__Goal of the exercise__.
Tally the lines that hold the string "filesize", and reply with the count alone.

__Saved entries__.
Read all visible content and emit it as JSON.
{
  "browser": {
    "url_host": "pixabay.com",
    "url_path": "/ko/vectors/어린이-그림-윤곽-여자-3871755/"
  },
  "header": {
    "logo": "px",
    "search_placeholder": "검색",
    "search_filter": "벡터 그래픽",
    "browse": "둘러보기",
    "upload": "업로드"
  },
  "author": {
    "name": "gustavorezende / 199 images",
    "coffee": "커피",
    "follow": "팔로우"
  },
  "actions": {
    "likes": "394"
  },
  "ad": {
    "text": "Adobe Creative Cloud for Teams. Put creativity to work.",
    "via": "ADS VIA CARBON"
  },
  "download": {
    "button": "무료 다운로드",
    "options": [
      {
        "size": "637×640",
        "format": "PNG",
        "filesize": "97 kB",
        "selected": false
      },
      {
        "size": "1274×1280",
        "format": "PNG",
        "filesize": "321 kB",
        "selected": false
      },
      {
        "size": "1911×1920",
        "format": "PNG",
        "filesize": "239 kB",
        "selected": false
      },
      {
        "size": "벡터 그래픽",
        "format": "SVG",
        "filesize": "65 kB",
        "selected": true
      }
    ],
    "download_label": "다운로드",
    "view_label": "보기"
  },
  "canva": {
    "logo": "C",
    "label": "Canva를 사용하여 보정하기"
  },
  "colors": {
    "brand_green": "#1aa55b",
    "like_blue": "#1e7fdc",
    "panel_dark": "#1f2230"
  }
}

__Reply__.
4